Items from a figure collection

---------------

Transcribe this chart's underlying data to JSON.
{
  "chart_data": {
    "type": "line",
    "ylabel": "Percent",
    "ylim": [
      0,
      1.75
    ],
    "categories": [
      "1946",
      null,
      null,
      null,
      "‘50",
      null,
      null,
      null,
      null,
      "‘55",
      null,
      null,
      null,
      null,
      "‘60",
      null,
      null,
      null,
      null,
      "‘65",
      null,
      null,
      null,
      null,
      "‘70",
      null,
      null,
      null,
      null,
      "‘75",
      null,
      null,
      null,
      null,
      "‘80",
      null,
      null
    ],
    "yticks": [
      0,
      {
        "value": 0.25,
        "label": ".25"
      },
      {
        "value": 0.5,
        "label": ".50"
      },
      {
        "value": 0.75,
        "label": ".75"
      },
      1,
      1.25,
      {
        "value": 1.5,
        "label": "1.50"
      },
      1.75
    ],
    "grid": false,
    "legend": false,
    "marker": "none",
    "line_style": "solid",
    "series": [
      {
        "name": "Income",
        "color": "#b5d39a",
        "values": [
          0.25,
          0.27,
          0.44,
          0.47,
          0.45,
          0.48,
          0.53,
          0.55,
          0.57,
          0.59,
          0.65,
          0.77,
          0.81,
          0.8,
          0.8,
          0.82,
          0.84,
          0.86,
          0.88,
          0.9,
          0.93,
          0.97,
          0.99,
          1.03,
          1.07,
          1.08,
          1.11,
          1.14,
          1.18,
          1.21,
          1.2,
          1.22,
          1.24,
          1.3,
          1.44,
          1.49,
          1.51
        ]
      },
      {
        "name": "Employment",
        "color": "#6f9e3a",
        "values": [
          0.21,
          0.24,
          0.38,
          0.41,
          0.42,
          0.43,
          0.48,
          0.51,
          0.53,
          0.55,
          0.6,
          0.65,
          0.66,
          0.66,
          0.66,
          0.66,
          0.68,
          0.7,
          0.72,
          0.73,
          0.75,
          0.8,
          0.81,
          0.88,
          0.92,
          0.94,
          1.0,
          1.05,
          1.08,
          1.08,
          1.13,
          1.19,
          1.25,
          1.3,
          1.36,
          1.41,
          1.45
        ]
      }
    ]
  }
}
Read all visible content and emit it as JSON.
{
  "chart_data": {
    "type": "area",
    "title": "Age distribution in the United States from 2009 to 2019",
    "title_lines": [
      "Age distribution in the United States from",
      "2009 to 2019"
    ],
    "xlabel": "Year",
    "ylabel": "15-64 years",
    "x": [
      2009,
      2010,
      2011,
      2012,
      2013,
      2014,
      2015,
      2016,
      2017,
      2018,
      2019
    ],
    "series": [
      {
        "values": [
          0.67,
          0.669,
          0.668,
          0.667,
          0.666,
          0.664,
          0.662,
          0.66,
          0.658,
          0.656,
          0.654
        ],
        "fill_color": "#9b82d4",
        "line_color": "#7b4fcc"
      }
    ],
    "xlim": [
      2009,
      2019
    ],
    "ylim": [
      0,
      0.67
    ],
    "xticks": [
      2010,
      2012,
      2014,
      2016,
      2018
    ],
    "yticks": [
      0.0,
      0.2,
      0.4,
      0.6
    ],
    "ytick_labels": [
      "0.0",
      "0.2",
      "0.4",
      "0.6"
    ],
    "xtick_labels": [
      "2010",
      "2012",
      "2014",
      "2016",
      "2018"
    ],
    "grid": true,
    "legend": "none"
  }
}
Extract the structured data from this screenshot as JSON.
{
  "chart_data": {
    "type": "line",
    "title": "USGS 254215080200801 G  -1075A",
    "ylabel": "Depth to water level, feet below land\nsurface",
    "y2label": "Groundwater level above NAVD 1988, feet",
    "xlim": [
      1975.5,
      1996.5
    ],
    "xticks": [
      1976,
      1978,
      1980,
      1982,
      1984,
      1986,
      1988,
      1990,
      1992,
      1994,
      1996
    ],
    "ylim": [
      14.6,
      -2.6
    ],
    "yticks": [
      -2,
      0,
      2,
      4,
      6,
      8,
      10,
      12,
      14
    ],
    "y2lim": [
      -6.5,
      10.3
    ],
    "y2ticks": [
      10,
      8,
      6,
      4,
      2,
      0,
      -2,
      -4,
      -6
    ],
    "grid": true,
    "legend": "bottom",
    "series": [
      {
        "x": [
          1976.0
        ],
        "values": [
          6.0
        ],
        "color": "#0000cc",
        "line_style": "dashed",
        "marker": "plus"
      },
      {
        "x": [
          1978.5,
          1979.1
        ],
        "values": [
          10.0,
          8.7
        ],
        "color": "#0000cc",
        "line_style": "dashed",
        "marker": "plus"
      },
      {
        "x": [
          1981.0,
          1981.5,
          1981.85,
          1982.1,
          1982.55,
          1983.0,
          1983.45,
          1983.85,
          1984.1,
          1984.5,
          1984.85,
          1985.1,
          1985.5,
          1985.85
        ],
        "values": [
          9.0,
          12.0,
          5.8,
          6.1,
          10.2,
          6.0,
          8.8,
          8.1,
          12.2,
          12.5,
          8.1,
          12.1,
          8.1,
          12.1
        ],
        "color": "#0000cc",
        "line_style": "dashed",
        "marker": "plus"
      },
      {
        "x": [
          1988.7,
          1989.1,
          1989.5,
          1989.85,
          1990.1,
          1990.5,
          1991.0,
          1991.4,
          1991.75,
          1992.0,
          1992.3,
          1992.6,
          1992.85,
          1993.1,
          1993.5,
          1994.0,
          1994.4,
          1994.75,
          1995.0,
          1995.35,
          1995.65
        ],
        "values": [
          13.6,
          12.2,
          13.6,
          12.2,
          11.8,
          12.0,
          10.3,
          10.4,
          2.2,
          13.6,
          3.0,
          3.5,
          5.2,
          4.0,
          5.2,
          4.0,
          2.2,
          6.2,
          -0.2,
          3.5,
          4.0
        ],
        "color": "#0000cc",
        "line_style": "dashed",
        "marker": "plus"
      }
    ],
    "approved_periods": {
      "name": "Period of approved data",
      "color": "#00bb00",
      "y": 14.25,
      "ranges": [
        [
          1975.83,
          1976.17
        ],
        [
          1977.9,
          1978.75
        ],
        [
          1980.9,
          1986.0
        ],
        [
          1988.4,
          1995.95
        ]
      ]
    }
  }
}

---------------

=== Brief ===
Quote each line of the data above exactly as written.

=== Result ===
Transcribe this chart's underlying data to JSON.
{
  "chart_data": {
    "type": "line",
    "ylabel": "Percent",
    "ylim": [
      0,
      1.75
    ],
    "categories": [
      "1946",
      null,
      null,
      null,
      "‘50",
      null,
      null,
      null,
      null,
      "‘55",
      null,
      null,
      null,
      null,
      "‘60",
      null,
      null,
      null,
      null,
      "‘65",
      null,
      null,
      null,
      null,
      "‘70",
      null,
      null,
      null,
      null,
      "‘75",
      null,
      null,
      null,
      null,
      "‘80",
      null,
      null
    ],
    "yticks": [
      0,
      {
        "value": 0.25,
        "label": ".25"
      },
      {
        "value": 0.5,
        "label": ".50"
      },
      {
        "value": 0.75,
        "label": ".75"
      },
      1,
      1.25,
      {
        "value": 1.5,
        "label": "1.50"
      },
      1.75
    ],
    "grid": false,
    "legend": false,
    "marker": "none",
    "line_style": "solid",
    "series": [
      {
        "name": "Income",
        "color": "#b5d39a",
        "values": [
          0.25,
          0.27,
          0.44,
          0.47,
          0.45,
          0.48,
          0.53,
          0.55,
          0.57,
          0.59,
          0.65,
          0.77,
          0.81,
          0.8,
          0.8,
          0.82,
          0.84,
          0.86,
          0.88,
          0.9,
          0.93,
          0.97,
          0.99,
          1.03,
          1.07,
          1.08,
          1.11,
          1.14,
          1.18,
          1.21,
          1.2,
          1.22,
          1.24,
          1.3,
          1.44,
          1.49,
          1.51
        ]
      },
      {
        "name": "Employment",
        "color": "#6f9e3a",
        "values": [
          0.21,
          0.24,
          0.38,
          0.41,
          0.42,
          0.43,
          0.48,
          0.51,
          0.53,
          0.55,
          0.6,
          0.65,
          0.66,
          0.66,
          0.66,
          0.66,
          0.68,
          0.7,
          0.72,
          0.73,
          0.75,
          0.8,
          0.81,
          0.88,
          0.92,
          0.94,
          1.0,
          1.05,
          1.08,
          1.08,
          1.13,
          1.19,
          1.25,
          1.3,
          1.36,
          1.41,
          1.45
        ]
      }
    ]
  }
}
Read all visible content and emit it as JSON.
{
  "chart_data": {
    "type": "area",
    "title": "Age distribution in the United States from 2009 to 2019",
    "title_lines": [
      "Age distribution in the United States from",
      "2009 to 2019"
    ],
    "xlabel": "Year",
    "ylabel": "15-64 years",
    "x": [
      2009,
      2010,
      2011,
      2012,
      2013,
      2014,
      2015,
      2016,
      2017,
      2018,
      2019
    ],
    "series": [
      {
        "values": [
          0.67,
          0.669,
          0.668,
          0.667,
          0.666,
          0.664,
          0.662,
          0.66,
          0.658,
          0.656,
          0.654
        ],
        "fill_color": "#9b82d4",
        "line_color": "#7b4fcc"
      }
    ],
    "xlim": [
      2009,
      2019
    ],
    "ylim": [
      0,
      0.67
    ],
    "xticks": [
      2010,
      2012,
      2014,
      2016,
      2018
    ],
    "yticks": [
      0.0,
      0.2,
      0.4,
      0.6
    ],
    "ytick_labels": [
      "0.0",
      "0.2",
      "0.4",
      "0.6"
    ],
    "xtick_labels": [
      "2010",
      "2012",
      "2014",
      "2016",
      "2018"
    ],
    "grid": true,
    "legend": "none"
  }
}
Extract the structured data from this screenshot as JSON.
{
  "chart_data": {
    "type": "line",
    "title": "USGS 254215080200801 G  -1075A",
    "ylabel": "Depth to water level, feet below land\nsurface",
    "y2label": "Groundwater level above NAVD 1988, feet",
    "xlim": [
      1975.5,
      1996.5
    ],
    "xticks": [
      1976,
      1978,
      1980,
      1982,
      1984,
      1986,
      1988,
      1990,
      1992,
      1994,
      1996
    ],
    "ylim": [
      14.6,
      -2.6
    ],
    "yticks": [
      -2,
      0,
      2,
      4,
      6,
      8,
      10,
      12,
      14
    ],
    "y2lim": [
      -6.5,
      10.3
    ],
    "y2ticks": [
      10,
      8,
      6,
      4,
      2,
      0,
      -2,
      -4,
      -6
    ],
    "grid": true,
    "legend": "bottom",
    "series": [
      {
        "x": [
          1976.0
        ],
        "values": [
          6.0
        ],
        "color": "#0000cc",
        "line_style": "dashed",
        "marker": "plus"
      },
      {
        "x": [
          1978.5,
          1979.1
        ],
        "values": [
          10.0,
          8.7
        ],
        "color": "#0000cc",
        "line_style": "dashed",
        "marker": "plus"
      },
      {
        "x": [
          1981.0,
          1981.5,
          1981.85,
          1982.1,
          1982.55,
          1983.0,
          1983.45,
          1983.85,
          1984.1,
          1984.5,
          1984.85,
          1985.1,
          1985.5,
          1985.85
        ],
        "values": [
          9.0,
          12.0,
          5.8,
          6.1,
          10.2,
          6.0,
          8.8,
          8.1,
          12.2,
          12.5,
          8.1,
          12.1,
          8.1,
          12.1
        ],
        "color": "#0000cc",
        "line_style": "dashed",
        "marker": "plus"
      },
      {
        "x": [
          1988.7,
          1989.1,
          1989.5,
          1989.85,
          1990.1,
          1990.5,
          1991.0,
          1991.4,
          1991.75,
          1992.0,
          1992.3,
          1992.6,
          1992.85,
          1993.1,
          1993.5,
          1994.0,
          1994.4,
          1994.75,
          1995.0,
          1995.35,
          1995.65
        ],
        "values": [
          13.6,
          12.2,
          13.6,
          12.2,
          11.8,
          12.0,
          10.3,
          10.4,
          2.2,
          13.6,
          3.0,
          3.5,
          5.2,
          4.0,
          5.2,
          4.0,
          2.2,
          6.2,
          -0.2,
          3.5,
          4.0
        ],
        "color": "#0000cc",
        "line_style": "dashed",
        "marker": "plus"
      }
    ],
    "approved_periods": {
      "name": "Period of approved data",
      "color": "#00bb00",
      "y": 14.25,
      "ranges": [
        [
          1975.83,
          1976.17
        ],
        [
          1977.9,
          1978.75
        ],
        [
          1980.9,
          1986.0
        ],
        [
          1988.4,
          1995.95
        ]
      ]
    }
  }
}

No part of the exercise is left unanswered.